**Given information**
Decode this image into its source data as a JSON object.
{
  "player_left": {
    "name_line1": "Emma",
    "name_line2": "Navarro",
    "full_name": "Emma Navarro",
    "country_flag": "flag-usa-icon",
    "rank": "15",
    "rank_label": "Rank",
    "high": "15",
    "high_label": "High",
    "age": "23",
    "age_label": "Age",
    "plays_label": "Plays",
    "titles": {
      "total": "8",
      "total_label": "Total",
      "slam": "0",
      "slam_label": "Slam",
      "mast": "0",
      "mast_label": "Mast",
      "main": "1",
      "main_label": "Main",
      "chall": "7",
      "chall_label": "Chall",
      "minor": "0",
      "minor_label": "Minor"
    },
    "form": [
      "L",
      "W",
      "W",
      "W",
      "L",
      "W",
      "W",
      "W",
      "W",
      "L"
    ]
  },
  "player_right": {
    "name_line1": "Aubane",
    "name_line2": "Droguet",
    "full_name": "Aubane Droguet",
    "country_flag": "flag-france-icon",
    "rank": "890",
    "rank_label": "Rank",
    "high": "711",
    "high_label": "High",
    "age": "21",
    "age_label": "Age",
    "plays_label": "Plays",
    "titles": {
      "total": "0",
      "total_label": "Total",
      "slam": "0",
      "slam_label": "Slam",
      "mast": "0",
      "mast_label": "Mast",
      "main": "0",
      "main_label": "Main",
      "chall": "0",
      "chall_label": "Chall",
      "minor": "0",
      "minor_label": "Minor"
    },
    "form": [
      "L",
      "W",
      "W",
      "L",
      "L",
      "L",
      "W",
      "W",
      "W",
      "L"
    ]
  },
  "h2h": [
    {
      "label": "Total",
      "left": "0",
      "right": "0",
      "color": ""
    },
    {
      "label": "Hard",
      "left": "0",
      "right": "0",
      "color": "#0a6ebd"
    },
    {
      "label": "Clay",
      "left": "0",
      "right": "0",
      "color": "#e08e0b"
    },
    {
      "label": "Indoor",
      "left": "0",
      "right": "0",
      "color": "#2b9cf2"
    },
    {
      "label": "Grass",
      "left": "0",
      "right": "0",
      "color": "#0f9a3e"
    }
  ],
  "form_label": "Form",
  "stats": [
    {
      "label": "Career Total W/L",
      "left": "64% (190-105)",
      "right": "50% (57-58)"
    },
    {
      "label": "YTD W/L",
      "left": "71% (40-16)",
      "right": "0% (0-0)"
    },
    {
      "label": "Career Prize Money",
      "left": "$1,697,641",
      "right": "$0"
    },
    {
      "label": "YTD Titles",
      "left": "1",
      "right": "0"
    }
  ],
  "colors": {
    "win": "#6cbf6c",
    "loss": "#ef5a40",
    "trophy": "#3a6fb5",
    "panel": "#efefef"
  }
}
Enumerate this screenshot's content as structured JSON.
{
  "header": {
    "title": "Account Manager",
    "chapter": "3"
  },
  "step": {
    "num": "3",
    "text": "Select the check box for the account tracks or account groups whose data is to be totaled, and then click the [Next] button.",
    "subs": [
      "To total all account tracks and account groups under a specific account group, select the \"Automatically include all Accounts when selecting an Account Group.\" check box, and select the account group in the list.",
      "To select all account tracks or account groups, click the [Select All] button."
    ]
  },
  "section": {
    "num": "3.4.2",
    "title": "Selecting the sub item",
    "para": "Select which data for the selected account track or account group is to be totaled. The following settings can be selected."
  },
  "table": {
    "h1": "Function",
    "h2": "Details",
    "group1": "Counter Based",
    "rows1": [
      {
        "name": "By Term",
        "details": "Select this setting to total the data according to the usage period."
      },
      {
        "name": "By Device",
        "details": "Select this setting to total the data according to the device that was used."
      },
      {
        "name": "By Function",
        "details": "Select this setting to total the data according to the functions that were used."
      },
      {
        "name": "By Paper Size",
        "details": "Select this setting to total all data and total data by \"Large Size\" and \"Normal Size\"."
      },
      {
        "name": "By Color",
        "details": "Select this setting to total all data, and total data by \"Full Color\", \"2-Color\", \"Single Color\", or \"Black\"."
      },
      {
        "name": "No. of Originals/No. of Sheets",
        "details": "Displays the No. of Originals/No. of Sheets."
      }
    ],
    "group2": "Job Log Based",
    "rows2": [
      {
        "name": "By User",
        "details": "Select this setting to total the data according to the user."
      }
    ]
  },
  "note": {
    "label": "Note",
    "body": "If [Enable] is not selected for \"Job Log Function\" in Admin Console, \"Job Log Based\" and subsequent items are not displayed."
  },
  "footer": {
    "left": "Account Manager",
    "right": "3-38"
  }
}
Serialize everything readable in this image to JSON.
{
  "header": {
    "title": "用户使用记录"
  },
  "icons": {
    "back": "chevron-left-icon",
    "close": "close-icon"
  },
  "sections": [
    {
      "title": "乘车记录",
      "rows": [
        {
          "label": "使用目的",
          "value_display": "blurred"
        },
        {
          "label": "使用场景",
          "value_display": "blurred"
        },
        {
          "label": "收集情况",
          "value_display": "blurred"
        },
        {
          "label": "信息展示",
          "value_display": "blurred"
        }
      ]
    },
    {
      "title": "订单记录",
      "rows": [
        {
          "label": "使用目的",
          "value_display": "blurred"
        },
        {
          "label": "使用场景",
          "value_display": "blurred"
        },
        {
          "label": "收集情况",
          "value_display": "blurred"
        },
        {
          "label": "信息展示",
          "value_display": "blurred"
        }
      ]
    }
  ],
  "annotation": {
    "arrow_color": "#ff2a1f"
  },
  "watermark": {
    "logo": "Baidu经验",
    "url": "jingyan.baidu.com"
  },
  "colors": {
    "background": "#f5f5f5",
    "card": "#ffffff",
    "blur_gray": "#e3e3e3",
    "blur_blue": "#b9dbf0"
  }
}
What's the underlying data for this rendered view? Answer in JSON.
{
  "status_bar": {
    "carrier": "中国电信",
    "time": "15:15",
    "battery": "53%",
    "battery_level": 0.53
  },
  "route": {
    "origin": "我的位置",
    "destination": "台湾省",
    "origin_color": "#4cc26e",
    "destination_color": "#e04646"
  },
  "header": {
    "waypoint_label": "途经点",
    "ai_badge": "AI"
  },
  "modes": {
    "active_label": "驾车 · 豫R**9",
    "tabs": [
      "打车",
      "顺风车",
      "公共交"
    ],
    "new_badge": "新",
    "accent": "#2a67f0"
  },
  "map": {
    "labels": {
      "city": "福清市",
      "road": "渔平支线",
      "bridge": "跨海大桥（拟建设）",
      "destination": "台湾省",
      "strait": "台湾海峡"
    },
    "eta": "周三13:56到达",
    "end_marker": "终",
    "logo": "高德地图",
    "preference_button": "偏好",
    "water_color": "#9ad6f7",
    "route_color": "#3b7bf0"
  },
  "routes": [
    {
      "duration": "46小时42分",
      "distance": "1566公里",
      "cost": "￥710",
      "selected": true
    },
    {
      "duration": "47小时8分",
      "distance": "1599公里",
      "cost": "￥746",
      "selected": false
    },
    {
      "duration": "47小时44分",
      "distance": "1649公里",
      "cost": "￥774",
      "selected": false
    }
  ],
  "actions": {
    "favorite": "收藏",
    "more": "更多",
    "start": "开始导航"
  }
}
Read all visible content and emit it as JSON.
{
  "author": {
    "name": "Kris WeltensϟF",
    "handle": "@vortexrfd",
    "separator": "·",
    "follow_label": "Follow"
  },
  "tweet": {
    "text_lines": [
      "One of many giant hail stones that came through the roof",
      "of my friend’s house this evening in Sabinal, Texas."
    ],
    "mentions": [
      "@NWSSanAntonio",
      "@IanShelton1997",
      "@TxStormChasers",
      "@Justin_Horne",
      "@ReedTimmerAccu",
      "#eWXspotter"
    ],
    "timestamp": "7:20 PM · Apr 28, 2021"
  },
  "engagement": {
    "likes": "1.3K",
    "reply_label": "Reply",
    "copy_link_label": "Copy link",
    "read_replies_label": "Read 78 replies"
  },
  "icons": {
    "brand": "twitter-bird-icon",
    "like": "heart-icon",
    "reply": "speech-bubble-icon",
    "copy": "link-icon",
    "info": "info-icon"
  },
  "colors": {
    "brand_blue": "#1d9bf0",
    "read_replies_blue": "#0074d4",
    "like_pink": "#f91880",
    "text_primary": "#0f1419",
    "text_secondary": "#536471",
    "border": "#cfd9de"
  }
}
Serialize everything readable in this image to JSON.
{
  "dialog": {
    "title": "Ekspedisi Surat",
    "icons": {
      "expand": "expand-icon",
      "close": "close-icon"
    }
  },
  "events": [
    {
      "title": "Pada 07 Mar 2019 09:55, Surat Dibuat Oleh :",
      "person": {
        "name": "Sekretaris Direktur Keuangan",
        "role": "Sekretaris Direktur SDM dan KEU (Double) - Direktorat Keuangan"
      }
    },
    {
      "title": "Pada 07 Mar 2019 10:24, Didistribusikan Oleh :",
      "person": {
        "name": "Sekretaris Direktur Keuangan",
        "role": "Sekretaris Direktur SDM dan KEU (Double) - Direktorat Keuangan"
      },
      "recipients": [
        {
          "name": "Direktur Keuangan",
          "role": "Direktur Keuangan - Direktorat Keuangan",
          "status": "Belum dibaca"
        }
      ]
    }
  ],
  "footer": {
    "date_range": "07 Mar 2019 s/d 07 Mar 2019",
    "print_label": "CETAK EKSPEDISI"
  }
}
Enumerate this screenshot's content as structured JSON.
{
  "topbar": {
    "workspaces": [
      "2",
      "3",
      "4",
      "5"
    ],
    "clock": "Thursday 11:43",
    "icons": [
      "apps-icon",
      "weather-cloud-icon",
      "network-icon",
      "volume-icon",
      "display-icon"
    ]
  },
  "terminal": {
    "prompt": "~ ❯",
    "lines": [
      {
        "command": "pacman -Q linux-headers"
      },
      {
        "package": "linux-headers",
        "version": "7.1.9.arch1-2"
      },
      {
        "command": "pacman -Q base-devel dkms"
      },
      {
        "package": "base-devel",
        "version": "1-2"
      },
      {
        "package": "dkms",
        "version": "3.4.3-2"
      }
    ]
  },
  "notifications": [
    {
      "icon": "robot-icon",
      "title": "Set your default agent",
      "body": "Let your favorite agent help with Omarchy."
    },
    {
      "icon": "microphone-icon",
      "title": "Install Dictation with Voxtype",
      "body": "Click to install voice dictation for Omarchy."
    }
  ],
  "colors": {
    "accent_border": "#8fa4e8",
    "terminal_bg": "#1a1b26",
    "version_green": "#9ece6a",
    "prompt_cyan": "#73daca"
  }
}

**Task to carry out**
Say how many lines in the entries contain the string "distance", and say nothing else.

**Written solution**
3